Directive » Write out each line of the listing as it stands, without the images.
--- begin ---
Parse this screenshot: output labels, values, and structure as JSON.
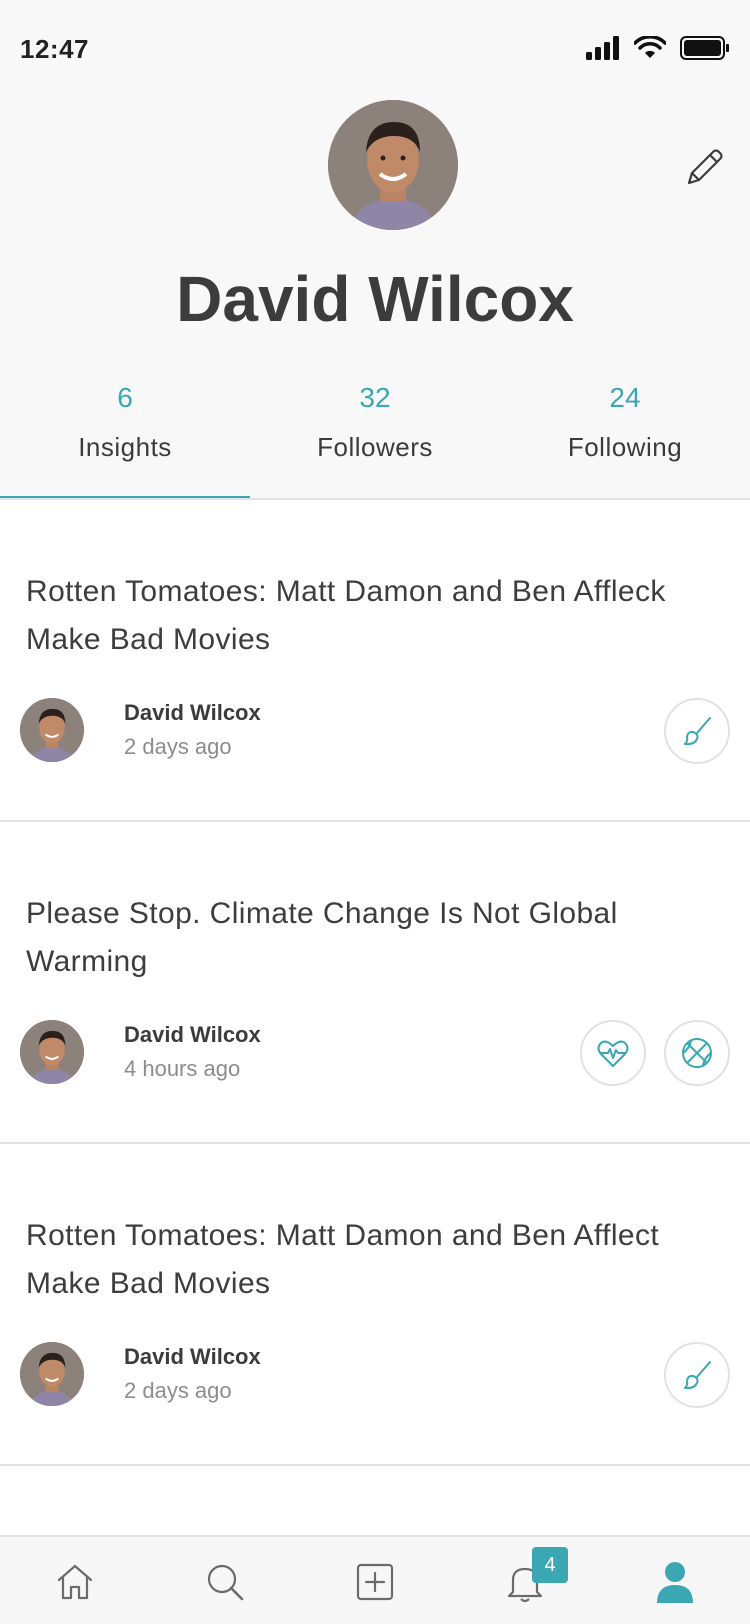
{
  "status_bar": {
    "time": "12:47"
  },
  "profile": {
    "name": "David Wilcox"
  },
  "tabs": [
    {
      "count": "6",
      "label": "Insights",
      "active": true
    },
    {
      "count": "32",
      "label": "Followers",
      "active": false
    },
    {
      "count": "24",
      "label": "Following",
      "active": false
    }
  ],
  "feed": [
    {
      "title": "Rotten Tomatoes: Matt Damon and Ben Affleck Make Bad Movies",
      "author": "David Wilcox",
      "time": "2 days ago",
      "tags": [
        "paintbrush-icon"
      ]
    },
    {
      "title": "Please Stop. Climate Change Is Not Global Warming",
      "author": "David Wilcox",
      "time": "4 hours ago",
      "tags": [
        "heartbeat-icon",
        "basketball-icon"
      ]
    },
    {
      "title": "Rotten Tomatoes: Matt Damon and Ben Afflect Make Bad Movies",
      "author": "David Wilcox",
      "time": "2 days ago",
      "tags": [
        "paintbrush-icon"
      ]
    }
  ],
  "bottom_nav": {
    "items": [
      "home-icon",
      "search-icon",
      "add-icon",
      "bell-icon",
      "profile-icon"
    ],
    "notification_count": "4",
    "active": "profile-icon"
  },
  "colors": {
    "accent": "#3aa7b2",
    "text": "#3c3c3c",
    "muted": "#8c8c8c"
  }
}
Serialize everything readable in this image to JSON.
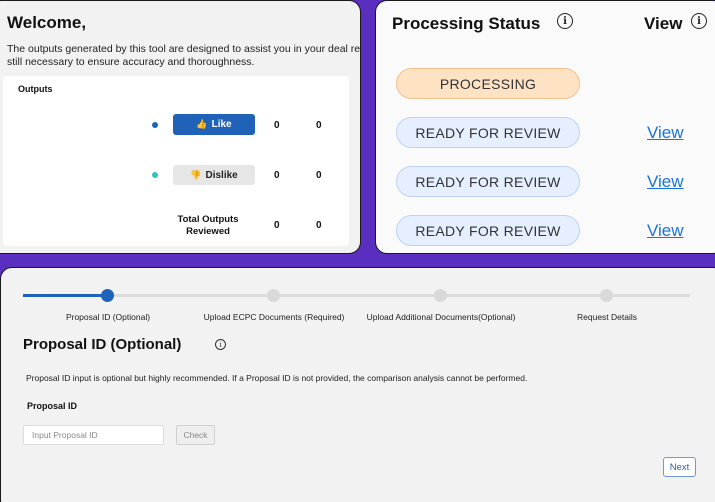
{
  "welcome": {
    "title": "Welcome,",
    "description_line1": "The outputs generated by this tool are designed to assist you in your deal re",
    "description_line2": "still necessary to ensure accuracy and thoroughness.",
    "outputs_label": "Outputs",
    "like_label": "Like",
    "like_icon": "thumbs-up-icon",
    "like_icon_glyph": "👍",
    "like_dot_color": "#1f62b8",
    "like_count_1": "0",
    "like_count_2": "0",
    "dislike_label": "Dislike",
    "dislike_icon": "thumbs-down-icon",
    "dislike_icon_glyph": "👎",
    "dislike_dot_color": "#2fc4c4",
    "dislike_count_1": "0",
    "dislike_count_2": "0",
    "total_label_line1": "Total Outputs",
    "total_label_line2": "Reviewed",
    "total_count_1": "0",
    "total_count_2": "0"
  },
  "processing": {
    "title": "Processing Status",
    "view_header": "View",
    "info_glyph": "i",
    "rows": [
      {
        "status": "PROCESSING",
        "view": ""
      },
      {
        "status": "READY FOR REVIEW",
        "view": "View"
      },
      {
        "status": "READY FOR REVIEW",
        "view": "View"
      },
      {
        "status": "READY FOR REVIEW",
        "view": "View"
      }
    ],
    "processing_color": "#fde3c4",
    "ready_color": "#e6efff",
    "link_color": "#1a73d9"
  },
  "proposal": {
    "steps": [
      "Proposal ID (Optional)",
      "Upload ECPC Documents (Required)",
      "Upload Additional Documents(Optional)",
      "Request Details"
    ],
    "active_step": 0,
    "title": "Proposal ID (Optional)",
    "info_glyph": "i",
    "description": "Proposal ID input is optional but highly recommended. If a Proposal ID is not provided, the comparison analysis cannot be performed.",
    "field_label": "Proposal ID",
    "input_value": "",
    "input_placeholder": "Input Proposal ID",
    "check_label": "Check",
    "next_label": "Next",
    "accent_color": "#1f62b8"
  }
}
--- end ---
Correct result »
Parse this screenshot: output labels, values, and structure as JSON.
{
  "status_bar": {
    "time": "12:47"
  },
  "profile": {
    "name": "David Wilcox"
  },
  "tabs": [
    {
      "count": "6",
      "label": "Insights",
      "active": true
    },
    {
      "count": "32",
      "label": "Followers",
      "active": false
    },
    {
      "count": "24",
      "label": "Following",
      "active": false
    }
  ],
  "feed": [
    {
      "title": "Rotten Tomatoes: Matt Damon and Ben Affleck Make Bad Movies",
      "author": "David Wilcox",
      "time": "2 days ago",
      "tags": [
        "paintbrush-icon"
      ]
    },
    {
      "title": "Please Stop. Climate Change Is Not Global Warming",
      "author": "David Wilcox",
      "time": "4 hours ago",
      "tags": [
        "heartbeat-icon",
        "basketball-icon"
      ]
    },
    {
      "title": "Rotten Tomatoes: Matt Damon and Ben Afflect Make Bad Movies",
      "author": "David Wilcox",
      "time": "2 days ago",
      "tags": [
        "paintbrush-icon"
      ]
    }
  ],
  "bottom_nav": {
    "items": [
      "home-icon",
      "search-icon",
      "add-icon",
      "bell-icon",
      "profile-icon"
    ],
    "notification_count": "4",
    "active": "profile-icon"
  },
  "colors": {
    "accent": "#3aa7b2",
    "text": "#3c3c3c",
    "muted": "#8c8c8c"
  }
}
Serialize everything readable in this image to JSON.
{
  "welcome": {
    "title": "Welcome,",
    "description_line1": "The outputs generated by this tool are designed to assist you in your deal re",
    "description_line2": "still necessary to ensure accuracy and thoroughness.",
    "outputs_label": "Outputs",
    "like_label": "Like",
    "like_icon": "thumbs-up-icon",
    "like_icon_glyph": "👍",
    "like_dot_color": "#1f62b8",
    "like_count_1": "0",
    "like_count_2": "0",
    "dislike_label": "Dislike",
    "dislike_icon": "thumbs-down-icon",
    "dislike_icon_glyph": "👎",
    "dislike_dot_color": "#2fc4c4",
    "dislike_count_1": "0",
    "dislike_count_2": "0",
    "total_label_line1": "Total Outputs",
    "total_label_line2": "Reviewed",
    "total_count_1": "0",
    "total_count_2": "0"
  },
  "processing": {
    "title": "Processing Status",
    "view_header": "View",
    "info_glyph": "i",
    "rows": [
      {
        "status": "PROCESSING",
        "view": ""
      },
      {
        "status": "READY FOR REVIEW",
        "view": "View"
      },
      {
        "status": "READY FOR REVIEW",
        "view": "View"
      },
      {
        "status": "READY FOR REVIEW",
        "view": "View"
      }
    ],
    "processing_color": "#fde3c4",
    "ready_color": "#e6efff",
    "link_color": "#1a73d9"
  },
  "proposal": {
    "steps": [
      "Proposal ID (Optional)",
      "Upload ECPC Documents (Required)",
      "Upload Additional Documents(Optional)",
      "Request Details"
    ],
    "active_step": 0,
    "title": "Proposal ID (Optional)",
    "info_glyph": "i",
    "description": "Proposal ID input is optional but highly recommended. If a Proposal ID is not provided, the comparison analysis cannot be performed.",
    "field_label": "Proposal ID",
    "input_value": "",
    "input_placeholder": "Input Proposal ID",
    "check_label": "Check",
    "next_label": "Next",
    "accent_color": "#1f62b8"
  }
}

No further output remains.